Provide a single number: the count of lines containing the string "JSON".
□ □ □ □
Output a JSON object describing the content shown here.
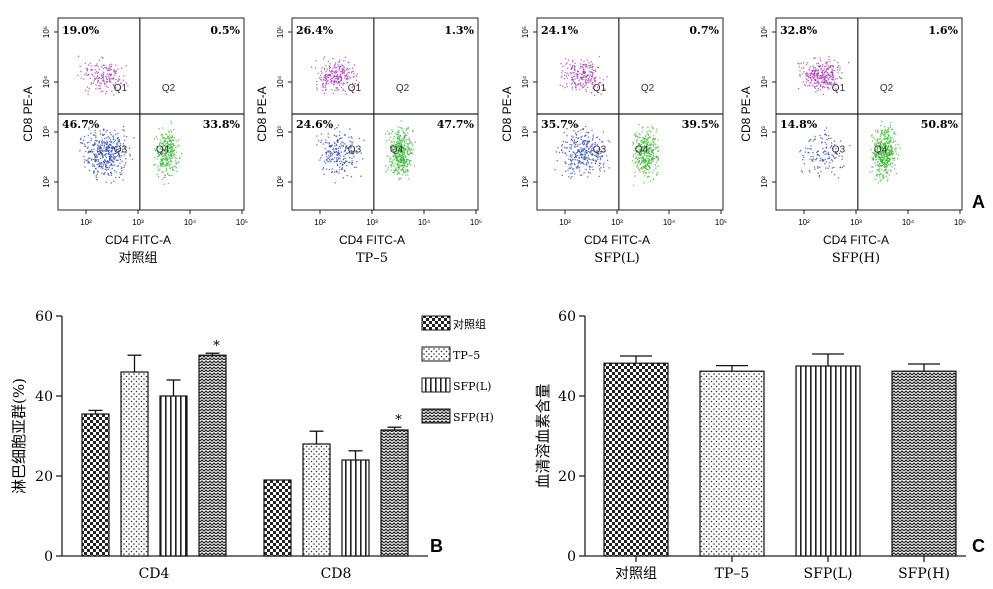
{
  "panel_letters": [
    "A",
    "B",
    "C"
  ],
  "flow": {
    "x_axis_label": "CD4 FITC-A",
    "y_axis_label": "CD8 PE-A",
    "quadrant_names": [
      "Q1",
      "Q2",
      "Q3",
      "Q4"
    ],
    "tick_labels": [
      "10²",
      "10³",
      "10⁴",
      "10⁵"
    ],
    "panels": [
      {
        "group": "对照组",
        "q1": "19.0%",
        "q2": "0.5%",
        "q3": "46.7%",
        "q4": "33.8%"
      },
      {
        "group": "TP–5",
        "q1": "26.4%",
        "q2": "1.3%",
        "q3": "24.6%",
        "q4": "47.7%"
      },
      {
        "group": "SFP(L)",
        "q1": "24.1%",
        "q2": "0.7%",
        "q3": "35.7%",
        "q4": "39.5%"
      },
      {
        "group": "SFP(H)",
        "q1": "32.8%",
        "q2": "1.6%",
        "q3": "14.8%",
        "q4": "50.8%"
      }
    ]
  },
  "chart_data": [
    {
      "type": "bar",
      "panel": "B",
      "ylabel": "淋巴细胞亚群(%)",
      "xlabel": "",
      "ylim": [
        0,
        60
      ],
      "yticks": [
        "0",
        "20",
        "40",
        "60"
      ],
      "categories": [
        "CD4",
        "CD8"
      ],
      "legend_position": "top-right",
      "series": [
        {
          "name": "对照组",
          "pattern": "checker",
          "values": [
            35.5,
            19.0
          ],
          "errors": [
            0.9,
            0.0
          ],
          "sig": [
            "",
            ""
          ]
        },
        {
          "name": "TP–5",
          "pattern": "dots",
          "values": [
            46.0,
            28.0
          ],
          "errors": [
            4.2,
            3.2
          ],
          "sig": [
            "",
            ""
          ]
        },
        {
          "name": "SFP(L)",
          "pattern": "vlines",
          "values": [
            40.0,
            24.0
          ],
          "errors": [
            4.0,
            2.3
          ],
          "sig": [
            "",
            ""
          ]
        },
        {
          "name": "SFP(H)",
          "pattern": "waves",
          "values": [
            50.2,
            31.5
          ],
          "errors": [
            0.5,
            0.7
          ],
          "sig": [
            "*",
            "*"
          ]
        }
      ]
    },
    {
      "type": "bar",
      "panel": "C",
      "ylabel": "血清溶血素含量",
      "xlabel": "",
      "ylim": [
        0,
        60
      ],
      "yticks": [
        "0",
        "20",
        "40",
        "60"
      ],
      "categories": [
        "对照组",
        "TP–5",
        "SFP(L)",
        "SFP(H)"
      ],
      "patterns": [
        "checker",
        "dots",
        "vlines",
        "waves"
      ],
      "values": [
        48.2,
        46.2,
        47.5,
        46.2
      ],
      "errors": [
        1.8,
        1.4,
        3.0,
        1.8
      ]
    }
  ]
}
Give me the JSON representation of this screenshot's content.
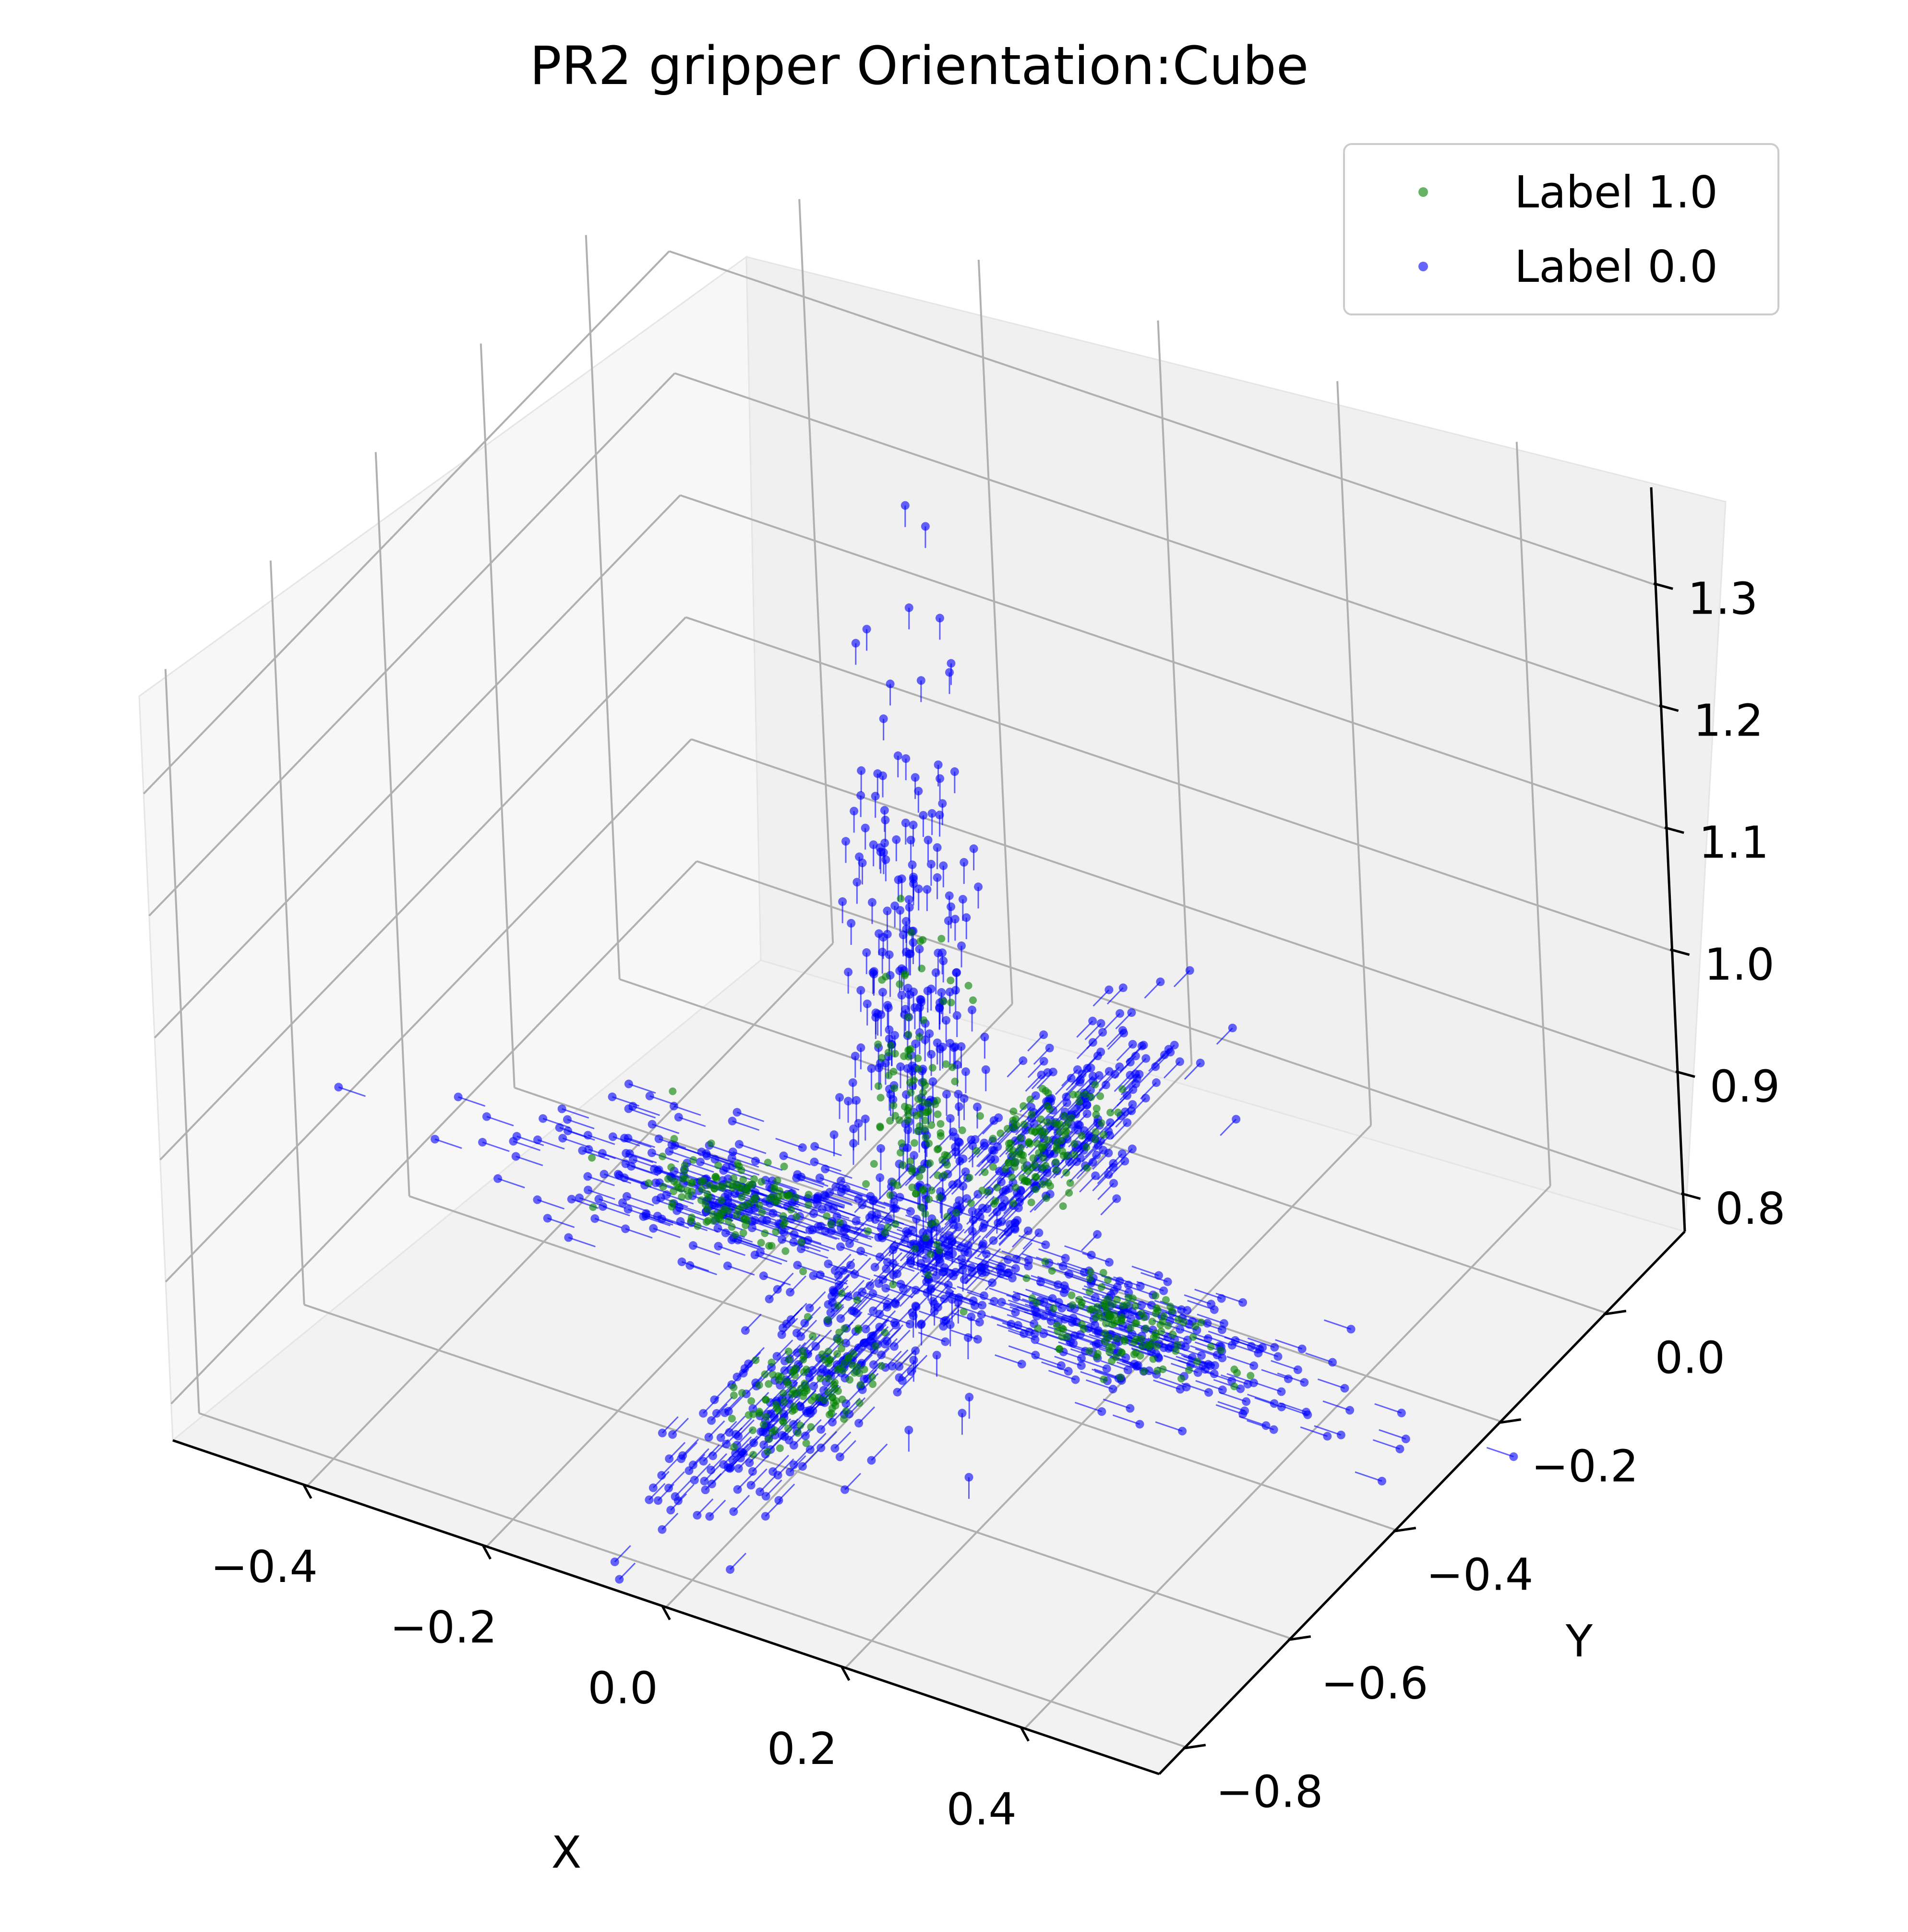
□ □ □ □
[RESULT BELOW]
2